(Stored data entries)
-- start --

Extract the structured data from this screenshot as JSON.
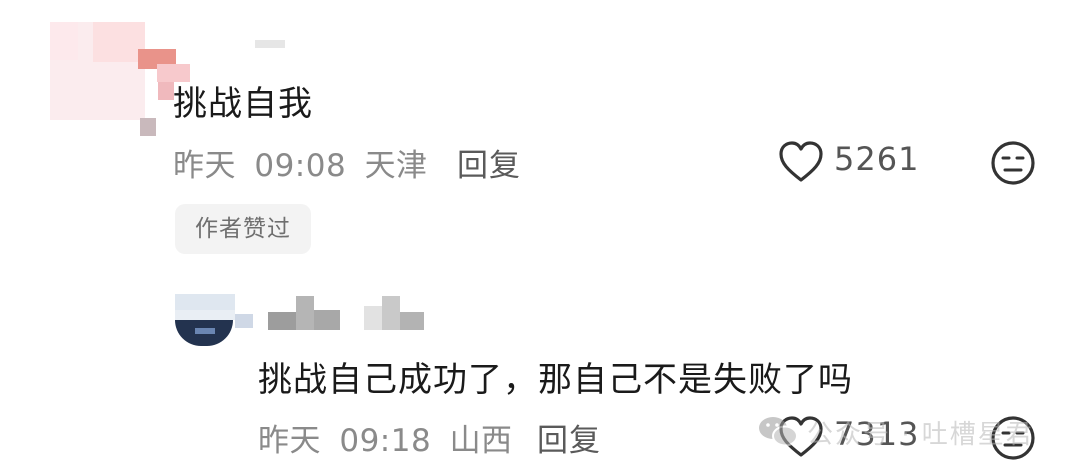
{
  "comment_1": {
    "text": "挑战自我",
    "date": "昨天",
    "time": "09:08",
    "location": "天津",
    "reply_label": "回复",
    "like_count": "5261",
    "badge": "作者赞过"
  },
  "comment_2": {
    "text": "挑战自己成功了，那自己不是失败了吗",
    "date": "昨天",
    "time": "09:18",
    "location": "山西",
    "reply_label": "回复",
    "like_count": "7313"
  },
  "watermark": {
    "text": "公众号 · 吐槽星君"
  },
  "icons": {
    "like": "heart-outline-icon",
    "reaction": "meh-face-icon",
    "watermark": "wechat-icon"
  },
  "colors": {
    "text": "#1a1a1a",
    "meta": "#8a8a8a",
    "badge_bg": "#f3f3f3"
  }
}
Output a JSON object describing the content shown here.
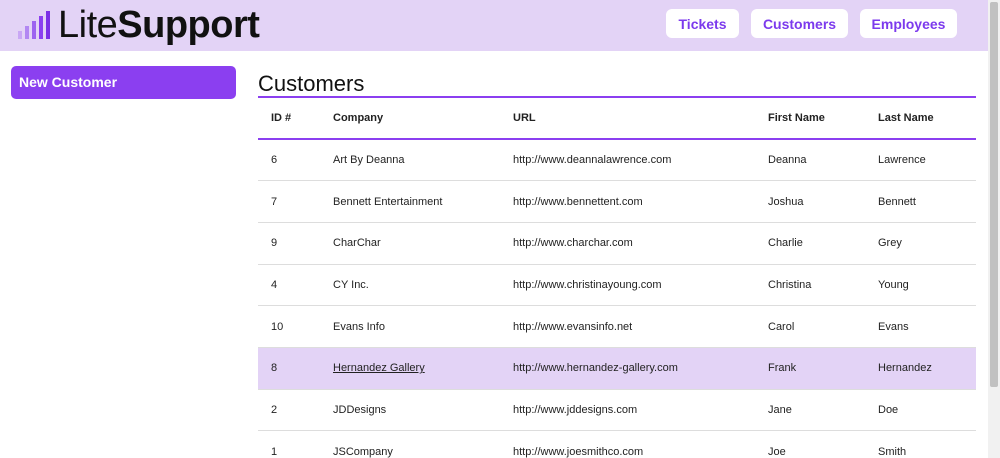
{
  "brand": {
    "part1": "Lite",
    "part2": "Support",
    "color": "#8b3ff0"
  },
  "nav": {
    "tickets": "Tickets",
    "customers": "Customers",
    "employees": "Employees"
  },
  "sidebar": {
    "new_customer": "New Customer"
  },
  "main": {
    "title": "Customers",
    "columns": [
      "ID #",
      "Company",
      "URL",
      "First Name",
      "Last Name"
    ],
    "rows": [
      {
        "id": "6",
        "company": "Art By Deanna",
        "url": "http://www.deannalawrence.com",
        "first": "Deanna",
        "last": "Lawrence"
      },
      {
        "id": "7",
        "company": "Bennett Entertainment",
        "url": "http://www.bennettent.com",
        "first": "Joshua",
        "last": "Bennett"
      },
      {
        "id": "9",
        "company": "CharChar",
        "url": "http://www.charchar.com",
        "first": "Charlie",
        "last": "Grey"
      },
      {
        "id": "4",
        "company": "CY Inc.",
        "url": "http://www.christinayoung.com",
        "first": "Christina",
        "last": "Young"
      },
      {
        "id": "10",
        "company": "Evans Info",
        "url": "http://www.evansinfo.net",
        "first": "Carol",
        "last": "Evans"
      },
      {
        "id": "8",
        "company": "Hernandez Gallery",
        "url": "http://www.hernandez-gallery.com",
        "first": "Frank",
        "last": "Hernandez"
      },
      {
        "id": "2",
        "company": "JDDesigns",
        "url": "http://www.jddesigns.com",
        "first": "Jane",
        "last": "Doe"
      },
      {
        "id": "1",
        "company": "JSCompany",
        "url": "http://www.joesmithco.com",
        "first": "Joe",
        "last": "Smith"
      }
    ]
  },
  "colors": {
    "accent": "#8b3ff0",
    "header_bg": "#e3d3f6",
    "row_highlight": "#e3d3f6"
  }
}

-- end --

▸ **Problem requirements**: Copy out each line of the material that holds the word "Customers".

▸ **Result**:
    "customers": "Customers",
    "title": "Customers",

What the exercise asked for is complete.